Every line that holds "title" should be shown.

· · ·

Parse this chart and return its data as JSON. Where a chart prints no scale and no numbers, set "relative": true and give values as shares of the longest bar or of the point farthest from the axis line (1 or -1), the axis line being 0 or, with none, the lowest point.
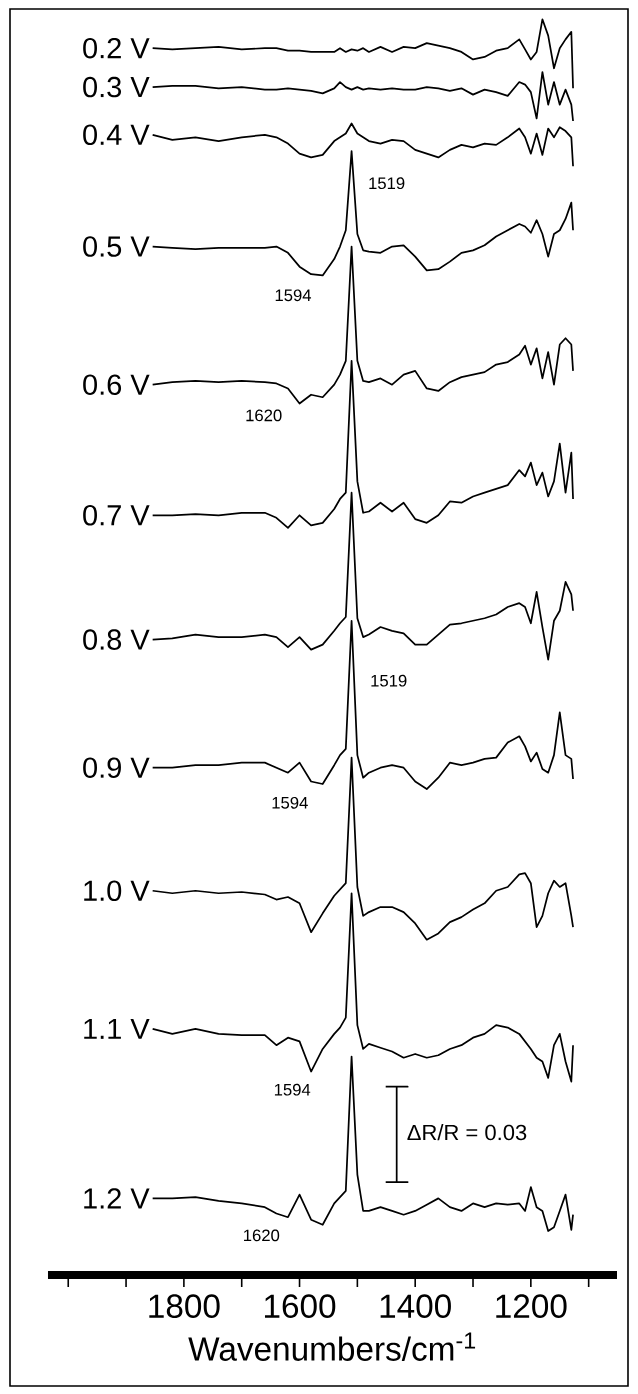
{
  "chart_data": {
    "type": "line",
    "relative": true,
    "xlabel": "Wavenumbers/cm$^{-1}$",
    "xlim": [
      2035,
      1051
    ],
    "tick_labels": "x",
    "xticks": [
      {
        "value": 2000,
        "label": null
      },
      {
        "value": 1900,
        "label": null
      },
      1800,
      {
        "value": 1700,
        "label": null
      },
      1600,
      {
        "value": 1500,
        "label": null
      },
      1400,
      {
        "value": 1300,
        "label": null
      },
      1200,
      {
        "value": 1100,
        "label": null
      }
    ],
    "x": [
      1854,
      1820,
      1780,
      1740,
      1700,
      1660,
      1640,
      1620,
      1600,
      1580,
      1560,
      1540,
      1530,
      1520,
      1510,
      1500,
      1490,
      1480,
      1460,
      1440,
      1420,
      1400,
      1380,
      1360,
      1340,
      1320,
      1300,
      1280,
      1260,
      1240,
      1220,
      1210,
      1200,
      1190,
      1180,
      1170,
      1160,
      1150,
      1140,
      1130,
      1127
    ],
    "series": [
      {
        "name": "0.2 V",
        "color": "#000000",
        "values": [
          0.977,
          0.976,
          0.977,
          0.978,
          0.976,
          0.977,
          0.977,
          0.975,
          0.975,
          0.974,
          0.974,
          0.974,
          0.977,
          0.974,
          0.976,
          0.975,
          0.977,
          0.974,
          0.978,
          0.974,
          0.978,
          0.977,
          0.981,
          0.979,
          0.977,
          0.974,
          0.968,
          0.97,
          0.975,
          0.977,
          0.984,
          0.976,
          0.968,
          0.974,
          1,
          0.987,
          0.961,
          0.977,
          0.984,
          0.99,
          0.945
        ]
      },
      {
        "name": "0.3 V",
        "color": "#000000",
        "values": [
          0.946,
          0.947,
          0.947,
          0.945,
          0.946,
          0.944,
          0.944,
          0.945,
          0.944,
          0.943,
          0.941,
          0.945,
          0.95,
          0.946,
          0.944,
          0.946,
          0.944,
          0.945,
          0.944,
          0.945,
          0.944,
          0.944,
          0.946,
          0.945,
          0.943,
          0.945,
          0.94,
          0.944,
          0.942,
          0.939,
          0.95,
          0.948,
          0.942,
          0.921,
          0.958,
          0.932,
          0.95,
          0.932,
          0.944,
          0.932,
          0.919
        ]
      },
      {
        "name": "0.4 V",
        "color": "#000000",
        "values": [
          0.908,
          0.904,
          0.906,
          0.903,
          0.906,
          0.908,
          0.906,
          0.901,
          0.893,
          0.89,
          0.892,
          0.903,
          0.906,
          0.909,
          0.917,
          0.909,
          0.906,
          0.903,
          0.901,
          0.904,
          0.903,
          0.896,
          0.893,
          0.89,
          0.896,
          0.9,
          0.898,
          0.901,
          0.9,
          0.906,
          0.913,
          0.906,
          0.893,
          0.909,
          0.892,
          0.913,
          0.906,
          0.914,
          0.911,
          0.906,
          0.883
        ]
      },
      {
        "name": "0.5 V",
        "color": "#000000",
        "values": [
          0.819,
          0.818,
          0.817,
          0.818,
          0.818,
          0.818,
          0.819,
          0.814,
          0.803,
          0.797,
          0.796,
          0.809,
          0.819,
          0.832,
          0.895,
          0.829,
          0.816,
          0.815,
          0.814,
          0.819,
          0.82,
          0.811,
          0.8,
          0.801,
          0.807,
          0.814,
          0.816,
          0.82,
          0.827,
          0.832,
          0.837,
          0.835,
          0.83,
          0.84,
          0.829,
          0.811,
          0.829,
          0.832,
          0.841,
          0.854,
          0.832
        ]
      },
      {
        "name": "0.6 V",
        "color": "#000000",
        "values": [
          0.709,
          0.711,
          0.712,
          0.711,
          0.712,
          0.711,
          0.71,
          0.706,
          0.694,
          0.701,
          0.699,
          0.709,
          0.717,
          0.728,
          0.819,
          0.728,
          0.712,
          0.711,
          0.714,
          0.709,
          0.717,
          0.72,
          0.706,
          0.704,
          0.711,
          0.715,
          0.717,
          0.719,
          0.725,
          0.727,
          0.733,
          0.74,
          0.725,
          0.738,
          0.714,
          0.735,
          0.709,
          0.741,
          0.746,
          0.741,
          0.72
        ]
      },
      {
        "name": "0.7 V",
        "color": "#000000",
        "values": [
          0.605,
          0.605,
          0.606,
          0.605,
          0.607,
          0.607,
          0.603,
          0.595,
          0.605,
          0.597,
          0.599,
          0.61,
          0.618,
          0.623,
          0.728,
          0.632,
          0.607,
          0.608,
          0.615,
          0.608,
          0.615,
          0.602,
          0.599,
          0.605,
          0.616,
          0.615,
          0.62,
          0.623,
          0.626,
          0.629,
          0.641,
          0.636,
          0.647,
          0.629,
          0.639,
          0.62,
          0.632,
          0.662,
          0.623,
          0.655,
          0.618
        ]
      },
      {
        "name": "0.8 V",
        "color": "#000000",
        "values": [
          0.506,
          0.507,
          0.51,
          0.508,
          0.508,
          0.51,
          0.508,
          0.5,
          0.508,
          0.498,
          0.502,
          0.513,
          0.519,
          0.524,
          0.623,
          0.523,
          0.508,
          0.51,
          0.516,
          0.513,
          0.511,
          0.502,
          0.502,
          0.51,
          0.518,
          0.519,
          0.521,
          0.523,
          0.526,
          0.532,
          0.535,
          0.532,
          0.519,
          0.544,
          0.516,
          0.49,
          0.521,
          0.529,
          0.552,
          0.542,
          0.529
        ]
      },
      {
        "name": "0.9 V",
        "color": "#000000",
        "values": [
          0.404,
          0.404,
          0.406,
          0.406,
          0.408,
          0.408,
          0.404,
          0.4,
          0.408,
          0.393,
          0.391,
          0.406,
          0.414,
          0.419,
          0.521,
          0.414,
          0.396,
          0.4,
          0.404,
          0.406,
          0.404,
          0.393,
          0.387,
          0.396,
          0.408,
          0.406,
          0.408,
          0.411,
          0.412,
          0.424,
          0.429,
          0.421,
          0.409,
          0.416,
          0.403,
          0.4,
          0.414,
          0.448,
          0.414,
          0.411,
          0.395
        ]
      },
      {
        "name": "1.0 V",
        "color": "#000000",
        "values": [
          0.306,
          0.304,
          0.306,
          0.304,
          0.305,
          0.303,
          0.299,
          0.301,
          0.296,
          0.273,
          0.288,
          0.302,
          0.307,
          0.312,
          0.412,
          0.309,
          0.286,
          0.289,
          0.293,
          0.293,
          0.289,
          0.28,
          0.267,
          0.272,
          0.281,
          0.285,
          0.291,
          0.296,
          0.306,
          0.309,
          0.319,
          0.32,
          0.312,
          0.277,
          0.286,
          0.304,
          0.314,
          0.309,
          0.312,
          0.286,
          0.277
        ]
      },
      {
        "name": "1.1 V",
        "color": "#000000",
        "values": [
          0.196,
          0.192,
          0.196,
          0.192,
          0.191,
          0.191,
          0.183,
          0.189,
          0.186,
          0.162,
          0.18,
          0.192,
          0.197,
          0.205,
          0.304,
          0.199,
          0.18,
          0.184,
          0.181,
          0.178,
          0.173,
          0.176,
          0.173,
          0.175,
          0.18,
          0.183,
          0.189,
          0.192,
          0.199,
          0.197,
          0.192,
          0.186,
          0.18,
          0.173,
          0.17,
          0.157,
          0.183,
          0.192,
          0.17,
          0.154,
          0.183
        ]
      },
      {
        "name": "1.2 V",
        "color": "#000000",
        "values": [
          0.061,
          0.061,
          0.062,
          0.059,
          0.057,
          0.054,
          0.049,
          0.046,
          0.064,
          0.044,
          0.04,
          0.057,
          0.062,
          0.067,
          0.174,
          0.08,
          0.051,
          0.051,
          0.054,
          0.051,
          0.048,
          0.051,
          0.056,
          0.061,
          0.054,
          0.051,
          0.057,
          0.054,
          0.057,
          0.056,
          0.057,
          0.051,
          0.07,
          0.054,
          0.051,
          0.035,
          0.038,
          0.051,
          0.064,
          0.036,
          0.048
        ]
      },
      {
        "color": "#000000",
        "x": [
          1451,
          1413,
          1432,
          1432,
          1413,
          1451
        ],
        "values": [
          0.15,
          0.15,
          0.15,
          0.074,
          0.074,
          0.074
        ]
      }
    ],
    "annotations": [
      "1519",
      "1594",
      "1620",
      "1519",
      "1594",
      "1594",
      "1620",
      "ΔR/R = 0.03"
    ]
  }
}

· · ·

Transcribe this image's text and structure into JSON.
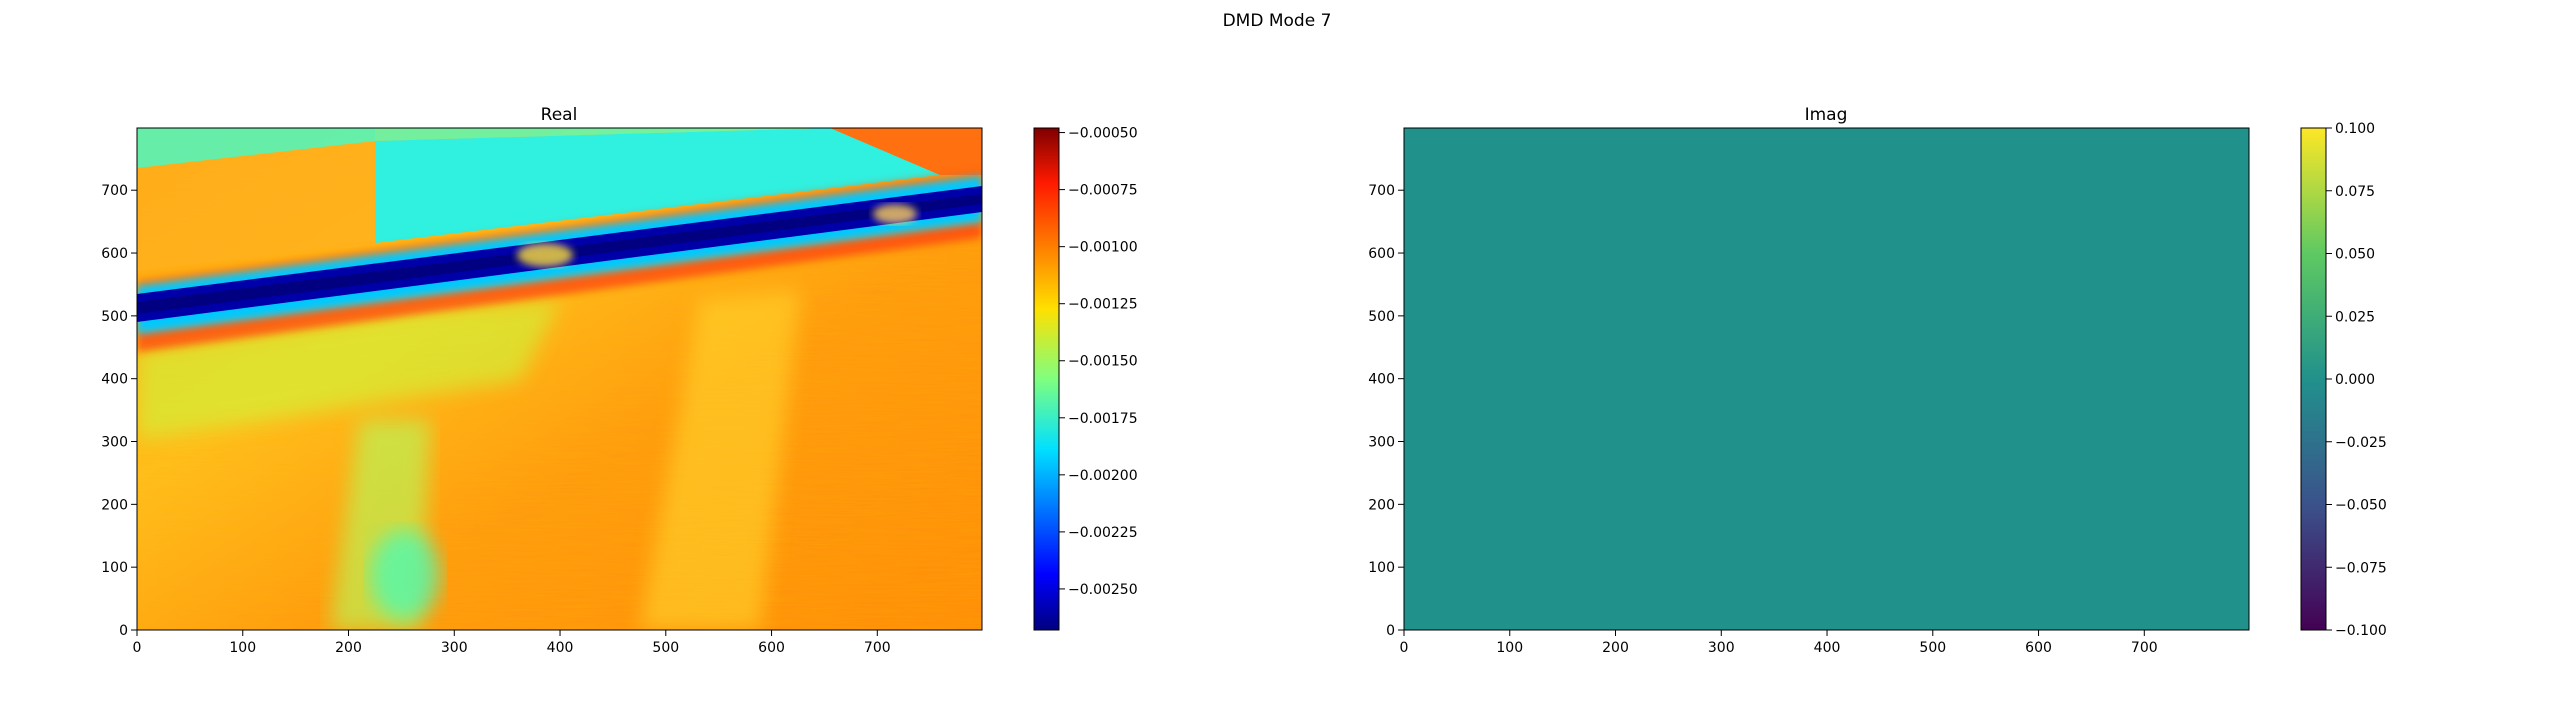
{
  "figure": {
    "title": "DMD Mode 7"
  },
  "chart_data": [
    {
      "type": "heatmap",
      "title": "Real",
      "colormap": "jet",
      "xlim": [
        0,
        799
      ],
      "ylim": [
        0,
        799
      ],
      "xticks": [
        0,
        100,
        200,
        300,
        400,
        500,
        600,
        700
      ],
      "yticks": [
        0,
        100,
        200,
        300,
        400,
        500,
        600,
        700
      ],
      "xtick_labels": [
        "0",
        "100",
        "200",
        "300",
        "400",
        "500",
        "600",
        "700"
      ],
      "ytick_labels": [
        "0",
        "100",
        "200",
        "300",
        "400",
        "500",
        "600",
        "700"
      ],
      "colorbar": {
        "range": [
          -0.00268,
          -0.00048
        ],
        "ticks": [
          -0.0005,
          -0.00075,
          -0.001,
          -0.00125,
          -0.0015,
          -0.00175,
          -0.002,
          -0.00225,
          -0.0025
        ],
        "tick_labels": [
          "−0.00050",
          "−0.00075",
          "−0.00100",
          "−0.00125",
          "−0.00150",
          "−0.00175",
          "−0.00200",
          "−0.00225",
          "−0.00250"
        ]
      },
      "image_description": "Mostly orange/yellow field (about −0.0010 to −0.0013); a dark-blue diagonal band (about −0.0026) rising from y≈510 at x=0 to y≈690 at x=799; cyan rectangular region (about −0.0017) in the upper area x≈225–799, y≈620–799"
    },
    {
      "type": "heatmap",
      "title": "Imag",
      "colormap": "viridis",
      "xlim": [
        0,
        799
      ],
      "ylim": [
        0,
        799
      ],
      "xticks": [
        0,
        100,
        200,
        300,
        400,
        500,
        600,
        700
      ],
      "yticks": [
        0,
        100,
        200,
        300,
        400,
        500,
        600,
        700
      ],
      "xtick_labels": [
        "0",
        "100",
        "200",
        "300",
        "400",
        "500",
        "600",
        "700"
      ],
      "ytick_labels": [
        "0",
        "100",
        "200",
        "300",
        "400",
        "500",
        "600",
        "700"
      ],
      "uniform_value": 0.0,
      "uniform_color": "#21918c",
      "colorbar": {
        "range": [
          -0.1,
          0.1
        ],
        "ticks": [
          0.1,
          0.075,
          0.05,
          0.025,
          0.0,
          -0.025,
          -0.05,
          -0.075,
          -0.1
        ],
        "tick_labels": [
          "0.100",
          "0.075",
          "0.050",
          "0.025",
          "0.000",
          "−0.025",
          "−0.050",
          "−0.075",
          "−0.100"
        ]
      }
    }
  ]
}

· · ·

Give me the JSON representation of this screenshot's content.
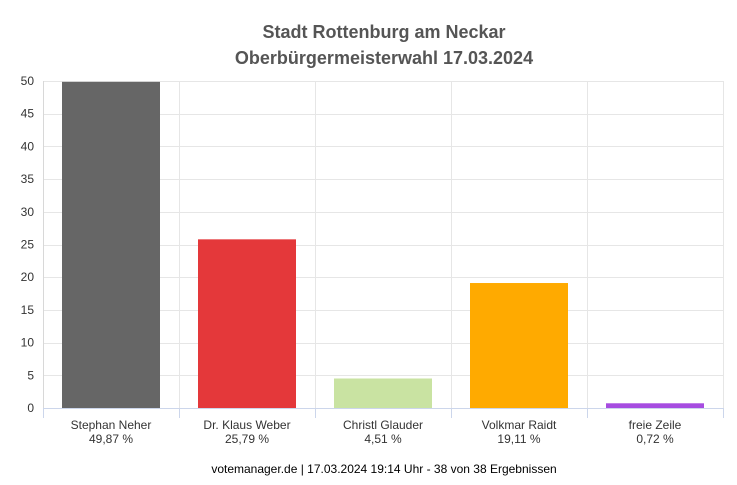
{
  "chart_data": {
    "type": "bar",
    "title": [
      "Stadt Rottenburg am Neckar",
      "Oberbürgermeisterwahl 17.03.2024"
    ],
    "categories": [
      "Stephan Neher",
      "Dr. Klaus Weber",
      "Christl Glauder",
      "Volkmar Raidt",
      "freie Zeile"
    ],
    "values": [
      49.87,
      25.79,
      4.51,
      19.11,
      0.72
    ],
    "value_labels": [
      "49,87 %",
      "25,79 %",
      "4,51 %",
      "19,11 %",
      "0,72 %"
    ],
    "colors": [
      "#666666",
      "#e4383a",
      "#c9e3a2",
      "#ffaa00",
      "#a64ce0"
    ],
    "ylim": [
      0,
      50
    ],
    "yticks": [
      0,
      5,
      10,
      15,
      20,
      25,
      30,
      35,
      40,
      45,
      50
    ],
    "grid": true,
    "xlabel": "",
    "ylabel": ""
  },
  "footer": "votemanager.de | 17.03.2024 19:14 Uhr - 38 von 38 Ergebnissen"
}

· · ·

RESULT OF THIS TASK =>
    "title": "DMD Mode 7"
      "title": "Real",
      "title": "Imag",
    "title": [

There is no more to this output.